▶ _Short task_:
Find every line in the records below that holds the word "title", and copy each one.
-- BEGIN The records --
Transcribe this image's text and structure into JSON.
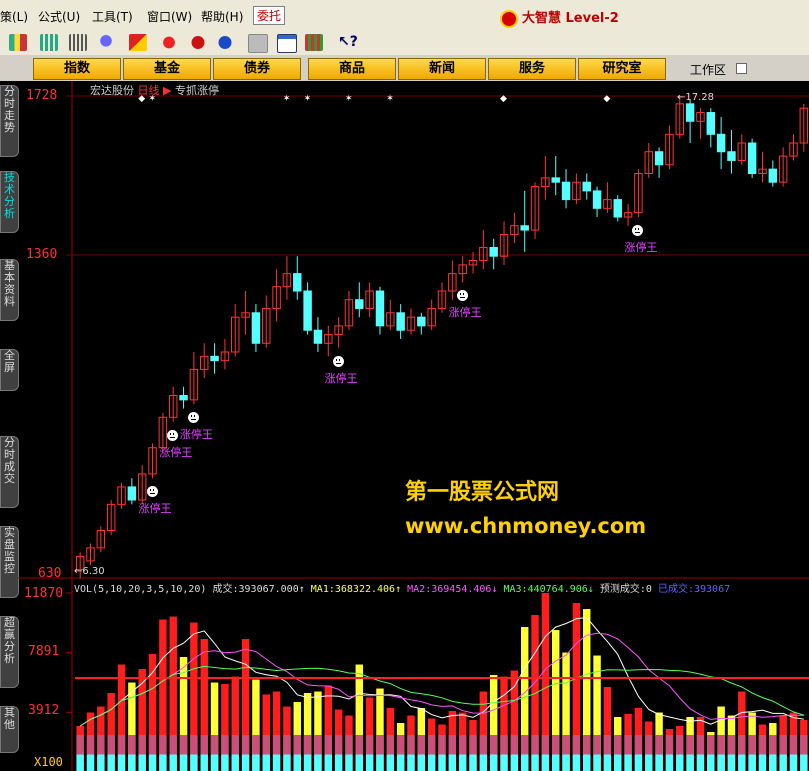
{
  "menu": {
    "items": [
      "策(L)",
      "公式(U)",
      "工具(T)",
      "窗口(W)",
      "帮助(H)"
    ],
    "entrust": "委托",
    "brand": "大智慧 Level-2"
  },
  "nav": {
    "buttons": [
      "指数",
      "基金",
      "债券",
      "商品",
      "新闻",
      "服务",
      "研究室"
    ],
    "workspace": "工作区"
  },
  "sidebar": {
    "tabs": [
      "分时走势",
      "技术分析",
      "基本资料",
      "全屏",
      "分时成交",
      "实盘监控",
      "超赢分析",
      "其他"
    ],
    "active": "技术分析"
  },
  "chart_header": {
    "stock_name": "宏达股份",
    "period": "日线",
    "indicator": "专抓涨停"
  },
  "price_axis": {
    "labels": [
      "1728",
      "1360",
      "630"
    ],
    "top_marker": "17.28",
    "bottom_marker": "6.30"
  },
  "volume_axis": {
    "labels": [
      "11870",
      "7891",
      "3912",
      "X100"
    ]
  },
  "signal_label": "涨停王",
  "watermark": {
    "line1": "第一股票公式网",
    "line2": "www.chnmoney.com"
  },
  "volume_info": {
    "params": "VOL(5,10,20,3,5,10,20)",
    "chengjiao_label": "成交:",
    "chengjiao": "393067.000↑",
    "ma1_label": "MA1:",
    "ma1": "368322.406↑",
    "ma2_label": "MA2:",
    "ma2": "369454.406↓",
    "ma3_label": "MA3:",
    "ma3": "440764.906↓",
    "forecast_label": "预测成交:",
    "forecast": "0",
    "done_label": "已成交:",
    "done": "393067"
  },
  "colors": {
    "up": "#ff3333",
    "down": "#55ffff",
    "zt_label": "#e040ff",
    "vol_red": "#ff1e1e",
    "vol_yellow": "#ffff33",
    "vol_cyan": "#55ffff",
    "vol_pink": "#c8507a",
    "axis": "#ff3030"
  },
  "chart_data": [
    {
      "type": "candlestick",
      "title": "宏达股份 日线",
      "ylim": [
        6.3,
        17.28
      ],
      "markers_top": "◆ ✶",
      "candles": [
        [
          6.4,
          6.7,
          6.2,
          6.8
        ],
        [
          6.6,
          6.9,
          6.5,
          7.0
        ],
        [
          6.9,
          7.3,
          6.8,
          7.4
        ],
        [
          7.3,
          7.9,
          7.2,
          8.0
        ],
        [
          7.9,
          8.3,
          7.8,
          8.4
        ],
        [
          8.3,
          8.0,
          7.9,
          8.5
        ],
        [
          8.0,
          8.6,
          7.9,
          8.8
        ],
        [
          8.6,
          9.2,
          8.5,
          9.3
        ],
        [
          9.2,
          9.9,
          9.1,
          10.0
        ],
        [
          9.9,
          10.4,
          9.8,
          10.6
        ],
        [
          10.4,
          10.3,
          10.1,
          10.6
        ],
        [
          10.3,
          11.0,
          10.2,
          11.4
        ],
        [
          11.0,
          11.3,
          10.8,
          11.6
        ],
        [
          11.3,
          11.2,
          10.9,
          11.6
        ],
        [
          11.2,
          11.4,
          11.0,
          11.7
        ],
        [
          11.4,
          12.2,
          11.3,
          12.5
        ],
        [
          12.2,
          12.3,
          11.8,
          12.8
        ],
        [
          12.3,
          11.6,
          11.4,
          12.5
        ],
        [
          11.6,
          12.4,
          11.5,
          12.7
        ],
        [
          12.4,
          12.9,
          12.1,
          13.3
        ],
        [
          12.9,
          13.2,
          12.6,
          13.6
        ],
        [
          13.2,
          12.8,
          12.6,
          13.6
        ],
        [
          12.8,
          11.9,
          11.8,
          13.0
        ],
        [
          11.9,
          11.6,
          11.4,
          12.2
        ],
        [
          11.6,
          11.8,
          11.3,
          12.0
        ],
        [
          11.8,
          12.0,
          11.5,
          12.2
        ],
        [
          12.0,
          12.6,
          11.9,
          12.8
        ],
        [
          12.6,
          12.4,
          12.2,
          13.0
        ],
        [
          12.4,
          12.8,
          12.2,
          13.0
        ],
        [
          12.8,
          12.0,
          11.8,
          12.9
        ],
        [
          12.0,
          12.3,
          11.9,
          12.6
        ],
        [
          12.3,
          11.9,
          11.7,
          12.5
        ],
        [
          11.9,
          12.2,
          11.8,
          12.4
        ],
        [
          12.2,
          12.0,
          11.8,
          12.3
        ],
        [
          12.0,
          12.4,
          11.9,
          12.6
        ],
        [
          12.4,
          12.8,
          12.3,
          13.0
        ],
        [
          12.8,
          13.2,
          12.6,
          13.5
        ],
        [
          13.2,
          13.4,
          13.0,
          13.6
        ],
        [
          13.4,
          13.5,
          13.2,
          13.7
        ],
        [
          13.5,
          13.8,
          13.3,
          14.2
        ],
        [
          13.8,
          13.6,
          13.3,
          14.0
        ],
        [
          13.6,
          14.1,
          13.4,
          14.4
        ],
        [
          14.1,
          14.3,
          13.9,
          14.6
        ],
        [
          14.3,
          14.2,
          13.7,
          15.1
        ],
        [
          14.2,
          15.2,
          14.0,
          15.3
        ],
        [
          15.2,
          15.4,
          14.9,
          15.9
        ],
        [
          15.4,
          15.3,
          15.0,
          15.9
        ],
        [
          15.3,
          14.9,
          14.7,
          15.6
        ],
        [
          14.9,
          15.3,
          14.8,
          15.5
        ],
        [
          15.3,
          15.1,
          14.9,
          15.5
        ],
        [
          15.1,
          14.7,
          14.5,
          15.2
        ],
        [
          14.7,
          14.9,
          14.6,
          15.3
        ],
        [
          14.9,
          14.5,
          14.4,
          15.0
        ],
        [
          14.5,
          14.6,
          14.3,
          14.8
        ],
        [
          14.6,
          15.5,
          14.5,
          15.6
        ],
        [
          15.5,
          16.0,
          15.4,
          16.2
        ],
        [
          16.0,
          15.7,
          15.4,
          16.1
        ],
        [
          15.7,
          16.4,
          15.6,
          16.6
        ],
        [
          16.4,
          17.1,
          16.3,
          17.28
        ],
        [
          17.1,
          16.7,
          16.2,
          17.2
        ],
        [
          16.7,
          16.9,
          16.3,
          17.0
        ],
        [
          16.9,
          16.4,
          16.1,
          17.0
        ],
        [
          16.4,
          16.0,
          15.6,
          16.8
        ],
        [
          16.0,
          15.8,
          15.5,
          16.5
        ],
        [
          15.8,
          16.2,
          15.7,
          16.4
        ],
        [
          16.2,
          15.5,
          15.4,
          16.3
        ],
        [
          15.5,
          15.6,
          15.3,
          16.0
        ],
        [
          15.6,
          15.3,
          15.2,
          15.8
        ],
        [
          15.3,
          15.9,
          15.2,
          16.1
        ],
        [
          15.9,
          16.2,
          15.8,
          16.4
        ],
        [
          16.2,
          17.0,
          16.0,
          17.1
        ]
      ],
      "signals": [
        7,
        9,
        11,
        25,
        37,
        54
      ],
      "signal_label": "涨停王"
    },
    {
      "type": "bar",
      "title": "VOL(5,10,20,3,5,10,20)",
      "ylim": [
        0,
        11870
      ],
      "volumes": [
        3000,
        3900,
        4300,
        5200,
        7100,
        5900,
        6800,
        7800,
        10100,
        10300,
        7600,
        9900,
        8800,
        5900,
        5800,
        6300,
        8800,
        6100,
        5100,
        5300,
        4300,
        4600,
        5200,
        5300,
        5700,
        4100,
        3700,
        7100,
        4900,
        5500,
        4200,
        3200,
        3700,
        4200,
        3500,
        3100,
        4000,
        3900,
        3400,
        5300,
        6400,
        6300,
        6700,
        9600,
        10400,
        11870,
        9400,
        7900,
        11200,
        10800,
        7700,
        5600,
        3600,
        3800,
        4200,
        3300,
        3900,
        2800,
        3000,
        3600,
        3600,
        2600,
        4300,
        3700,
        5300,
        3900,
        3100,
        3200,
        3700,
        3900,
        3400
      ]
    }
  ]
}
-- END The records --
▶ _Answer below_:
      "title": "宏达股份 日线",
      "title": "VOL(5,10,20,3,5,10,20)",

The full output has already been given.